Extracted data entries
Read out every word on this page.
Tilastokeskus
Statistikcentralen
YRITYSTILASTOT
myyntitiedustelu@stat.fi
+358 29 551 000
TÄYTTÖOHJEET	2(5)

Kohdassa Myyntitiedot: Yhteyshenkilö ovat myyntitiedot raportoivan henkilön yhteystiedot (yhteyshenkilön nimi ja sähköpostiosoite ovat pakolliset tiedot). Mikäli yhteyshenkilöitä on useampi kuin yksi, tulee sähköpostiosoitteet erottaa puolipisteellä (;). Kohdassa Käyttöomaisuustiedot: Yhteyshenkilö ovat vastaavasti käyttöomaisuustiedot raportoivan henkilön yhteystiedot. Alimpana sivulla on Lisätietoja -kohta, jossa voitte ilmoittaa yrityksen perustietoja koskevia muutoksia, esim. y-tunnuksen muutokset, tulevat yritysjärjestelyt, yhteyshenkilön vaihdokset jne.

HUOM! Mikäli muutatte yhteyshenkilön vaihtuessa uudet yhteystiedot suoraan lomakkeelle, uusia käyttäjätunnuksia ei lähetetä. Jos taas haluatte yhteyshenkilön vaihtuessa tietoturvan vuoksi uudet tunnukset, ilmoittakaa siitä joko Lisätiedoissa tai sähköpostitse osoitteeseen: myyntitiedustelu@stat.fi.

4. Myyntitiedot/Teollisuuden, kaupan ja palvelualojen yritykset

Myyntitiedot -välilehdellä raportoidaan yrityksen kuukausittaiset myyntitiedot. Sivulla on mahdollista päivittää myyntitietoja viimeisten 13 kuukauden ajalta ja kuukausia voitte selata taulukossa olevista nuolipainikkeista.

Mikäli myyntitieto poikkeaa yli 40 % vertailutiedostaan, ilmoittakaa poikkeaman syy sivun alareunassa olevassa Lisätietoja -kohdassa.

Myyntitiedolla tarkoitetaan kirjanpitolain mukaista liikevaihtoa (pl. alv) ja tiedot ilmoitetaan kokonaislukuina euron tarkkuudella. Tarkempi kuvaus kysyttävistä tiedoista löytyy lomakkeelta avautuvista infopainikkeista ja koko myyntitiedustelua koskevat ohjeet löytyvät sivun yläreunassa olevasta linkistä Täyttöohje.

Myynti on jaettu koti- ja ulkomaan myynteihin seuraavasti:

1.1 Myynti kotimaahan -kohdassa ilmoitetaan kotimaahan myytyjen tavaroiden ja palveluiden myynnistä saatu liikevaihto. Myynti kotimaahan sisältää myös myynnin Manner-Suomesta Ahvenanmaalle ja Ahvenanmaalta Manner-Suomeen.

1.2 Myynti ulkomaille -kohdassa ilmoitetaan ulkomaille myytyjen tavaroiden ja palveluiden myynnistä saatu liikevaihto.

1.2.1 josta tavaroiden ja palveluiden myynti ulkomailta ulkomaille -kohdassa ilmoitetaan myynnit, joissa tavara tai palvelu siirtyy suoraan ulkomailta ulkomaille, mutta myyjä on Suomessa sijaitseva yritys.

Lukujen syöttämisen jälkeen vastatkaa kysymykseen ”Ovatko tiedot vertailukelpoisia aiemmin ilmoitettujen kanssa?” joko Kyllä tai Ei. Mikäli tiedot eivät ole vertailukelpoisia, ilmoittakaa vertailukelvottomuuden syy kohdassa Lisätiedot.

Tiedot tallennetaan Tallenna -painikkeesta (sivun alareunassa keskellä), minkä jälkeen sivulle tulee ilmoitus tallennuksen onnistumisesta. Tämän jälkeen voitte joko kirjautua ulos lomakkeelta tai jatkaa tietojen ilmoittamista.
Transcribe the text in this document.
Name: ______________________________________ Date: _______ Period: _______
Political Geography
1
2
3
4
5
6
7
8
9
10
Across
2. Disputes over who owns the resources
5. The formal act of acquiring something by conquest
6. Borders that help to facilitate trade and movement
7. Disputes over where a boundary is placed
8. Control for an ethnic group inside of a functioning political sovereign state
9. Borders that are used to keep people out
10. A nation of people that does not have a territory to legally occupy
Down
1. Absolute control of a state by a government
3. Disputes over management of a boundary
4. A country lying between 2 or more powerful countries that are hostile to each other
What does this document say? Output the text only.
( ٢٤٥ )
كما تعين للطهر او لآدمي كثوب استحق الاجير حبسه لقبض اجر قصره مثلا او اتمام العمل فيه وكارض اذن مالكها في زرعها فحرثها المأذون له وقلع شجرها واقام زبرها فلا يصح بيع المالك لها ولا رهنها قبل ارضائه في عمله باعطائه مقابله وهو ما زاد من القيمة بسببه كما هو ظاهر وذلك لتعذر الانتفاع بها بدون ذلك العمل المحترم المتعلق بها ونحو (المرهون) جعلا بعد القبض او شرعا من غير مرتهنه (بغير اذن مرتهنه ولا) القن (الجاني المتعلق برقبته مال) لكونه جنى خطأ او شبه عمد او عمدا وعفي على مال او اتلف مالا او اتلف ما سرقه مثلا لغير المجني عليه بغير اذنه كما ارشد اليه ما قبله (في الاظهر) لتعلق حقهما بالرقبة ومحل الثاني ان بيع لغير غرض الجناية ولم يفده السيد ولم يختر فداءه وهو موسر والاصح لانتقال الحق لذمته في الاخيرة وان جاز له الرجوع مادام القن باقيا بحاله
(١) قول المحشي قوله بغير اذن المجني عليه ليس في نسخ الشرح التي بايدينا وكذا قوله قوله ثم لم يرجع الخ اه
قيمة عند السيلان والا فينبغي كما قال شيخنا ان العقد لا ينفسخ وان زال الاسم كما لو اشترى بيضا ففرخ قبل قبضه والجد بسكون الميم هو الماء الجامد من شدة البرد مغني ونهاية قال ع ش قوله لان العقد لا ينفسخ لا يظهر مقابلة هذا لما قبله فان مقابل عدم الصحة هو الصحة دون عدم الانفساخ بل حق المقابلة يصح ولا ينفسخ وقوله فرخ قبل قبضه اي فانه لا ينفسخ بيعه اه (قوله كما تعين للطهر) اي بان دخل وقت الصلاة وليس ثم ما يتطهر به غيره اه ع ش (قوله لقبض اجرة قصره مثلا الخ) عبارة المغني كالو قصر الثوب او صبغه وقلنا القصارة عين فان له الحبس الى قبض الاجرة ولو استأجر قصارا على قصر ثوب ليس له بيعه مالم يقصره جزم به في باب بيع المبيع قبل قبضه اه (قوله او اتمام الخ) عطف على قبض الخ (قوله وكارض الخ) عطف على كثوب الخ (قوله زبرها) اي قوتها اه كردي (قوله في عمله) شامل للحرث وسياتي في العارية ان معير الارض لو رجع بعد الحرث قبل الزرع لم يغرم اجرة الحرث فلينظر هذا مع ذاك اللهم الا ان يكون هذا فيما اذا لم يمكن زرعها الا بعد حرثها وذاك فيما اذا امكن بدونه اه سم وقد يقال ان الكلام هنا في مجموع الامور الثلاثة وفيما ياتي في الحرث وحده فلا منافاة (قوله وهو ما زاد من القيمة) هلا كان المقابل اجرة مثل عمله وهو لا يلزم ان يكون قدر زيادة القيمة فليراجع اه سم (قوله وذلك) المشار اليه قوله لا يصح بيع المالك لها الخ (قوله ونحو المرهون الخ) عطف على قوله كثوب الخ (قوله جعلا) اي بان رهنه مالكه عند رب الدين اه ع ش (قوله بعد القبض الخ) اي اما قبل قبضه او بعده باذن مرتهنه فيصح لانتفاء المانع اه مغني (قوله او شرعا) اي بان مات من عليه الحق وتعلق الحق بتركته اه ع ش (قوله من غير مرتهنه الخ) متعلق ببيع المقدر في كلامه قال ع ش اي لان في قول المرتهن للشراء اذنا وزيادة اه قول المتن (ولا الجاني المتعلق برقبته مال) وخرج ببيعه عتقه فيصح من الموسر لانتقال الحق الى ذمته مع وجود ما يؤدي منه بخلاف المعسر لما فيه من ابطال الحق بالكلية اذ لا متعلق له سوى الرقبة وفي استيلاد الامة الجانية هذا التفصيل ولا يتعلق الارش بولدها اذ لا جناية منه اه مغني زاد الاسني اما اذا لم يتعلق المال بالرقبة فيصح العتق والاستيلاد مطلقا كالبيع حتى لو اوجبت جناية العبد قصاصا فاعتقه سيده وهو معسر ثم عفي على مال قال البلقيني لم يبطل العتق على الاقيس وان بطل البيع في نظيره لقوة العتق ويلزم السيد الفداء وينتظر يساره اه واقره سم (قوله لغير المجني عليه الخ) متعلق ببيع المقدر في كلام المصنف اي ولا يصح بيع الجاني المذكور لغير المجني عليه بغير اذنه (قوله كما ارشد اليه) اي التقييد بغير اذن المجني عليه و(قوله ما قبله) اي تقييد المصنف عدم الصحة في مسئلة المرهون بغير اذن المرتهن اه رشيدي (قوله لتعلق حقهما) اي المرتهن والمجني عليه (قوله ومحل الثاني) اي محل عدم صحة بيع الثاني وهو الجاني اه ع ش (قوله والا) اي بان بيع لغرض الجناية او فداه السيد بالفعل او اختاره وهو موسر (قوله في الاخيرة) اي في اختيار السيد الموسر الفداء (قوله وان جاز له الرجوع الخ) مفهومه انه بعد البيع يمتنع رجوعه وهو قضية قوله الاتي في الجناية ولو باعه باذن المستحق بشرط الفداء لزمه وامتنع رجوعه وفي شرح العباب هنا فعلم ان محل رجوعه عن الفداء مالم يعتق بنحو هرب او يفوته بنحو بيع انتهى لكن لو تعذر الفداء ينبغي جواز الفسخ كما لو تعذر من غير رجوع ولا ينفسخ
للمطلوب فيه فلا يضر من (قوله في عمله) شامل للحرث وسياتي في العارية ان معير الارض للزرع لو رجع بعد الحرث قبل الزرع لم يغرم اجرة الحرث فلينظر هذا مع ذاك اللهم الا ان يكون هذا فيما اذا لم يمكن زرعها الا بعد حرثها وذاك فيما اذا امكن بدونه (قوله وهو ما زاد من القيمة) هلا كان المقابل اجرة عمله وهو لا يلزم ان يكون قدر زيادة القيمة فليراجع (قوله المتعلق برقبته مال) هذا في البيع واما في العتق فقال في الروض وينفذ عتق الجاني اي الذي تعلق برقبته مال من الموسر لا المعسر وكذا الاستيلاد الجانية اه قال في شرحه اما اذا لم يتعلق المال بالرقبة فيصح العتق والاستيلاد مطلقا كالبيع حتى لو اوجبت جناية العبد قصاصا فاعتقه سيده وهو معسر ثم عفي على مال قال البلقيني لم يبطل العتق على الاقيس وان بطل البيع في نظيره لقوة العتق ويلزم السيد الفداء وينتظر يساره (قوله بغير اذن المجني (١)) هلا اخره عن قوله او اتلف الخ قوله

* [GOAL OF THE EXERCISE]:
Only a number is wanted: how many lines of the data above contain "state"?

* [SOLUTION TO THIS TASK]:
2